- What is being asked
Write out each entry again. Keep every word exactly as it is.

-----

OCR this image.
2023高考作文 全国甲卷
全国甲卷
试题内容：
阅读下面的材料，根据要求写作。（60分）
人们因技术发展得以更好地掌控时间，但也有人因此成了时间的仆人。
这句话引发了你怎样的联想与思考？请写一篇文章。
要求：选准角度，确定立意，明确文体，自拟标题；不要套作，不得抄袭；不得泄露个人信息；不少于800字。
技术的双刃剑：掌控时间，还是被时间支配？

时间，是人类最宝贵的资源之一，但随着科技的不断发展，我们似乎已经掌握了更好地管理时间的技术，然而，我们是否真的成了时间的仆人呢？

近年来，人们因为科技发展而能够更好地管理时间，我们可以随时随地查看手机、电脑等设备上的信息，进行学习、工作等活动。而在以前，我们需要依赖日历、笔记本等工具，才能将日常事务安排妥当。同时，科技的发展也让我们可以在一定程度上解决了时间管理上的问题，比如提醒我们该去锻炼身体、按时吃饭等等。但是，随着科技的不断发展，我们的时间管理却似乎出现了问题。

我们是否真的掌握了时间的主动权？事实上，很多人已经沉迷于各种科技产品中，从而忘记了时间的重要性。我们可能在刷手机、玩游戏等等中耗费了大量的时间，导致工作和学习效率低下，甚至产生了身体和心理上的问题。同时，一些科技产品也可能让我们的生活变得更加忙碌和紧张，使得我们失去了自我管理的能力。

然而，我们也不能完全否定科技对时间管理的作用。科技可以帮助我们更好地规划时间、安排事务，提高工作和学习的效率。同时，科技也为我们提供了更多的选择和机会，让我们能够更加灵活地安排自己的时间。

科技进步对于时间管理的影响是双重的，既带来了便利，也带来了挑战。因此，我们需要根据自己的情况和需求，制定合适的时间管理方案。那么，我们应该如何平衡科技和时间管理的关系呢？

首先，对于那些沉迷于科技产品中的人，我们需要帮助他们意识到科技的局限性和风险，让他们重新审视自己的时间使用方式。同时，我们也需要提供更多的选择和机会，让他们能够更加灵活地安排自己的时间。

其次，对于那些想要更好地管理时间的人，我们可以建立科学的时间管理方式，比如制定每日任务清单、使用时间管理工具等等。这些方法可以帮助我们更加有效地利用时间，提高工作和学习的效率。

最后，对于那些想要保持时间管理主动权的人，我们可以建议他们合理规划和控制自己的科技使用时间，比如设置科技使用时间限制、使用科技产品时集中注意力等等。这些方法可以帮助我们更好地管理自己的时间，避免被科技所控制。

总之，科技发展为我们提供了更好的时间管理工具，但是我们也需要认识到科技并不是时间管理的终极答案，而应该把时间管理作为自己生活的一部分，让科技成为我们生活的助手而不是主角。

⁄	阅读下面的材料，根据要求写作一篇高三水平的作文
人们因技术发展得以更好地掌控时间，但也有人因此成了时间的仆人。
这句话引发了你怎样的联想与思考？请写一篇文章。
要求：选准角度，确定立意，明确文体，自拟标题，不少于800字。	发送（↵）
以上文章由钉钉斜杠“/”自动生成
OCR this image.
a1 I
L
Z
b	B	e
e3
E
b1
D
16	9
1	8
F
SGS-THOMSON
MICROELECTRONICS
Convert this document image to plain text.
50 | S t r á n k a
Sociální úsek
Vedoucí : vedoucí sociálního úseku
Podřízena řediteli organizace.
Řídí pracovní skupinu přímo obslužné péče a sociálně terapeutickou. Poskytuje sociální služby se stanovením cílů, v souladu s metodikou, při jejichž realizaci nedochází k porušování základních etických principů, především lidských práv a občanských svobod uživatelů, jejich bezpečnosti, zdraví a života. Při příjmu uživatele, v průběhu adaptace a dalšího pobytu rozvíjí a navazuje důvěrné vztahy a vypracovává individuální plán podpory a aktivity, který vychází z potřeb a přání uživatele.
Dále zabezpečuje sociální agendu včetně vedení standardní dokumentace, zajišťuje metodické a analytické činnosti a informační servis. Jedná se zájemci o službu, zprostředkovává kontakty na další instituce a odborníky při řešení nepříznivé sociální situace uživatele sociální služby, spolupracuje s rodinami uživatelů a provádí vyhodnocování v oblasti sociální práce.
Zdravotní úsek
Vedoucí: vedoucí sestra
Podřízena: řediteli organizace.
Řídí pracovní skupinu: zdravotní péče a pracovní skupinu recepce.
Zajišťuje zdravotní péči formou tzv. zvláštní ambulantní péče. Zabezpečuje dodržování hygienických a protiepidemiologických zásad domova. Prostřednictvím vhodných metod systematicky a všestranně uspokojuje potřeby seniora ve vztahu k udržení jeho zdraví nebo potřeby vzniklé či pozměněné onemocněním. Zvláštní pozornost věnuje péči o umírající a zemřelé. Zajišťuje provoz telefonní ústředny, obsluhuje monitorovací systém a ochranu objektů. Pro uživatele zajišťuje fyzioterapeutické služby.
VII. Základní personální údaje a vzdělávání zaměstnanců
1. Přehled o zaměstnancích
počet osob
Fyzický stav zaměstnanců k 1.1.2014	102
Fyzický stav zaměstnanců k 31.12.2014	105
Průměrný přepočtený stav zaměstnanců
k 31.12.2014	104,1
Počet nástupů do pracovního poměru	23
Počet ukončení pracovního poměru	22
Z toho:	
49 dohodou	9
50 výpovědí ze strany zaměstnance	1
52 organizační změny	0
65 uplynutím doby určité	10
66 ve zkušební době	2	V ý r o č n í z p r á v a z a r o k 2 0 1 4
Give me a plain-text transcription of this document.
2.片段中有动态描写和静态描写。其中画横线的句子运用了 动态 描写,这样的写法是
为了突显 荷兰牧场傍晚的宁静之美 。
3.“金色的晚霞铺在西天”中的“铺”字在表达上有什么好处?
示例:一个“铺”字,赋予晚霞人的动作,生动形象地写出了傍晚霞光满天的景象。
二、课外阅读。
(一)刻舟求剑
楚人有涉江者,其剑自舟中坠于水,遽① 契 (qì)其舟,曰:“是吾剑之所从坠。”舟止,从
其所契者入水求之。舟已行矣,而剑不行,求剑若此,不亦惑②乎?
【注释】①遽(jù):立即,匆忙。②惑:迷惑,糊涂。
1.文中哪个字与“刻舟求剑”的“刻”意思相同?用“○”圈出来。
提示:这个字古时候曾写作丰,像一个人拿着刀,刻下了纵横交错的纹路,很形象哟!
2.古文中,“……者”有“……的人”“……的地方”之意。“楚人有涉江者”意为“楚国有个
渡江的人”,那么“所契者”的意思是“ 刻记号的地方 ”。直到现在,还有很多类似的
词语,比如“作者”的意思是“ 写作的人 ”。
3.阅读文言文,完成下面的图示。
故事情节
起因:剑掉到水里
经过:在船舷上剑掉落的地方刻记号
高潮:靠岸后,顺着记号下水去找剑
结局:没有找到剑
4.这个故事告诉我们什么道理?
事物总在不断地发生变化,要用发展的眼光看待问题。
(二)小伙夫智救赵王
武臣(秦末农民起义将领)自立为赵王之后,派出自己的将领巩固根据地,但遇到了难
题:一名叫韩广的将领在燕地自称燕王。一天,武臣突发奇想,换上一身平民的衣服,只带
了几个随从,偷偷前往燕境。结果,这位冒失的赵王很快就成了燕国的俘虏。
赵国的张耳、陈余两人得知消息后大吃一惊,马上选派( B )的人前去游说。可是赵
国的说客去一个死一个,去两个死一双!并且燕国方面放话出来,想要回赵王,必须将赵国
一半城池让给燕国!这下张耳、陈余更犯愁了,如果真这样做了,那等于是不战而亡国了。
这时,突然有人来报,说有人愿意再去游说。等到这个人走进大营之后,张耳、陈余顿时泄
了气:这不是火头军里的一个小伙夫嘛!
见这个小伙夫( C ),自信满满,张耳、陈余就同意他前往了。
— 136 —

-----

- Complete answer
OCR this image.
2023高考作文 全国甲卷
全国甲卷
试题内容：
阅读下面的材料，根据要求写作。（60分）
人们因技术发展得以更好地掌控时间，但也有人因此成了时间的仆人。
这句话引发了你怎样的联想与思考？请写一篇文章。
要求：选准角度，确定立意，明确文体，自拟标题；不要套作，不得抄袭；不得泄露个人信息；不少于800字。
技术的双刃剑：掌控时间，还是被时间支配？

时间，是人类最宝贵的资源之一，但随着科技的不断发展，我们似乎已经掌握了更好地管理时间的技术，然而，我们是否真的成了时间的仆人呢？

近年来，人们因为科技发展而能够更好地管理时间，我们可以随时随地查看手机、电脑等设备上的信息，进行学习、工作等活动。而在以前，我们需要依赖日历、笔记本等工具，才能将日常事务安排妥当。同时，科技的发展也让我们可以在一定程度上解决了时间管理上的问题，比如提醒我们该去锻炼身体、按时吃饭等等。但是，随着科技的不断发展，我们的时间管理却似乎出现了问题。

我们是否真的掌握了时间的主动权？事实上，很多人已经沉迷于各种科技产品中，从而忘记了时间的重要性。我们可能在刷手机、玩游戏等等中耗费了大量的时间，导致工作和学习效率低下，甚至产生了身体和心理上的问题。同时，一些科技产品也可能让我们的生活变得更加忙碌和紧张，使得我们失去了自我管理的能力。

然而，我们也不能完全否定科技对时间管理的作用。科技可以帮助我们更好地规划时间、安排事务，提高工作和学习的效率。同时，科技也为我们提供了更多的选择和机会，让我们能够更加灵活地安排自己的时间。

科技进步对于时间管理的影响是双重的，既带来了便利，也带来了挑战。因此，我们需要根据自己的情况和需求，制定合适的时间管理方案。那么，我们应该如何平衡科技和时间管理的关系呢？

首先，对于那些沉迷于科技产品中的人，我们需要帮助他们意识到科技的局限性和风险，让他们重新审视自己的时间使用方式。同时，我们也需要提供更多的选择和机会，让他们能够更加灵活地安排自己的时间。

其次，对于那些想要更好地管理时间的人，我们可以建立科学的时间管理方式，比如制定每日任务清单、使用时间管理工具等等。这些方法可以帮助我们更加有效地利用时间，提高工作和学习的效率。

最后，对于那些想要保持时间管理主动权的人，我们可以建议他们合理规划和控制自己的科技使用时间，比如设置科技使用时间限制、使用科技产品时集中注意力等等。这些方法可以帮助我们更好地管理自己的时间，避免被科技所控制。

总之，科技发展为我们提供了更好的时间管理工具，但是我们也需要认识到科技并不是时间管理的终极答案，而应该把时间管理作为自己生活的一部分，让科技成为我们生活的助手而不是主角。

⁄	阅读下面的材料，根据要求写作一篇高三水平的作文
人们因技术发展得以更好地掌控时间，但也有人因此成了时间的仆人。
这句话引发了你怎样的联想与思考？请写一篇文章。
要求：选准角度，确定立意，明确文体，自拟标题，不少于800字。	发送（↵）
以上文章由钉钉斜杠“/”自动生成
OCR this image.
a1 I
L
Z
b	B	e
e3
E
b1
D
16	9
1	8
F
SGS-THOMSON
MICROELECTRONICS
Convert this document image to plain text.
50 | S t r á n k a
Sociální úsek
Vedoucí : vedoucí sociálního úseku
Podřízena řediteli organizace.
Řídí pracovní skupinu přímo obslužné péče a sociálně terapeutickou. Poskytuje sociální služby se stanovením cílů, v souladu s metodikou, při jejichž realizaci nedochází k porušování základních etických principů, především lidských práv a občanských svobod uživatelů, jejich bezpečnosti, zdraví a života. Při příjmu uživatele, v průběhu adaptace a dalšího pobytu rozvíjí a navazuje důvěrné vztahy a vypracovává individuální plán podpory a aktivity, který vychází z potřeb a přání uživatele.
Dále zabezpečuje sociální agendu včetně vedení standardní dokumentace, zajišťuje metodické a analytické činnosti a informační servis. Jedná se zájemci o službu, zprostředkovává kontakty na další instituce a odborníky při řešení nepříznivé sociální situace uživatele sociální služby, spolupracuje s rodinami uživatelů a provádí vyhodnocování v oblasti sociální práce.
Zdravotní úsek
Vedoucí: vedoucí sestra
Podřízena: řediteli organizace.
Řídí pracovní skupinu: zdravotní péče a pracovní skupinu recepce.
Zajišťuje zdravotní péči formou tzv. zvláštní ambulantní péče. Zabezpečuje dodržování hygienických a protiepidemiologických zásad domova. Prostřednictvím vhodných metod systematicky a všestranně uspokojuje potřeby seniora ve vztahu k udržení jeho zdraví nebo potřeby vzniklé či pozměněné onemocněním. Zvláštní pozornost věnuje péči o umírající a zemřelé. Zajišťuje provoz telefonní ústředny, obsluhuje monitorovací systém a ochranu objektů. Pro uživatele zajišťuje fyzioterapeutické služby.
VII. Základní personální údaje a vzdělávání zaměstnanců
1. Přehled o zaměstnancích
počet osob
Fyzický stav zaměstnanců k 1.1.2014	102
Fyzický stav zaměstnanců k 31.12.2014	105
Průměrný přepočtený stav zaměstnanců
k 31.12.2014	104,1
Počet nástupů do pracovního poměru	23
Počet ukončení pracovního poměru	22
Z toho:	
49 dohodou	9
50 výpovědí ze strany zaměstnance	1
52 organizační změny	0
65 uplynutím doby určité	10
66 ve zkušební době	2	V ý r o č n í z p r á v a z a r o k 2 0 1 4
Give me a plain-text transcription of this document.
2.片段中有动态描写和静态描写。其中画横线的句子运用了 动态 描写,这样的写法是
为了突显 荷兰牧场傍晚的宁静之美 。
3.“金色的晚霞铺在西天”中的“铺”字在表达上有什么好处?
示例:一个“铺”字,赋予晚霞人的动作,生动形象地写出了傍晚霞光满天的景象。
二、课外阅读。
(一)刻舟求剑
楚人有涉江者,其剑自舟中坠于水,遽① 契 (qì)其舟,曰:“是吾剑之所从坠。”舟止,从
其所契者入水求之。舟已行矣,而剑不行,求剑若此,不亦惑②乎?
【注释】①遽(jù):立即,匆忙。②惑:迷惑,糊涂。
1.文中哪个字与“刻舟求剑”的“刻”意思相同?用“○”圈出来。
提示:这个字古时候曾写作丰,像一个人拿着刀,刻下了纵横交错的纹路,很形象哟!
2.古文中,“……者”有“……的人”“……的地方”之意。“楚人有涉江者”意为“楚国有个
渡江的人”,那么“所契者”的意思是“ 刻记号的地方 ”。直到现在,还有很多类似的
词语,比如“作者”的意思是“ 写作的人 ”。
3.阅读文言文,完成下面的图示。
故事情节
起因:剑掉到水里
经过:在船舷上剑掉落的地方刻记号
高潮:靠岸后,顺着记号下水去找剑
结局:没有找到剑
4.这个故事告诉我们什么道理?
事物总在不断地发生变化,要用发展的眼光看待问题。
(二)小伙夫智救赵王
武臣(秦末农民起义将领)自立为赵王之后,派出自己的将领巩固根据地,但遇到了难
题:一名叫韩广的将领在燕地自称燕王。一天,武臣突发奇想,换上一身平民的衣服,只带
了几个随从,偷偷前往燕境。结果,这位冒失的赵王很快就成了燕国的俘虏。
赵国的张耳、陈余两人得知消息后大吃一惊,马上选派( B )的人前去游说。可是赵
国的说客去一个死一个,去两个死一双!并且燕国方面放话出来,想要回赵王,必须将赵国
一半城池让给燕国!这下张耳、陈余更犯愁了,如果真这样做了,那等于是不战而亡国了。
这时,突然有人来报,说有人愿意再去游说。等到这个人走进大营之后,张耳、陈余顿时泄
了气:这不是火头军里的一个小伙夫嘛!
见这个小伙夫( C ),自信满满,张耳、陈余就同意他前往了。
— 136 —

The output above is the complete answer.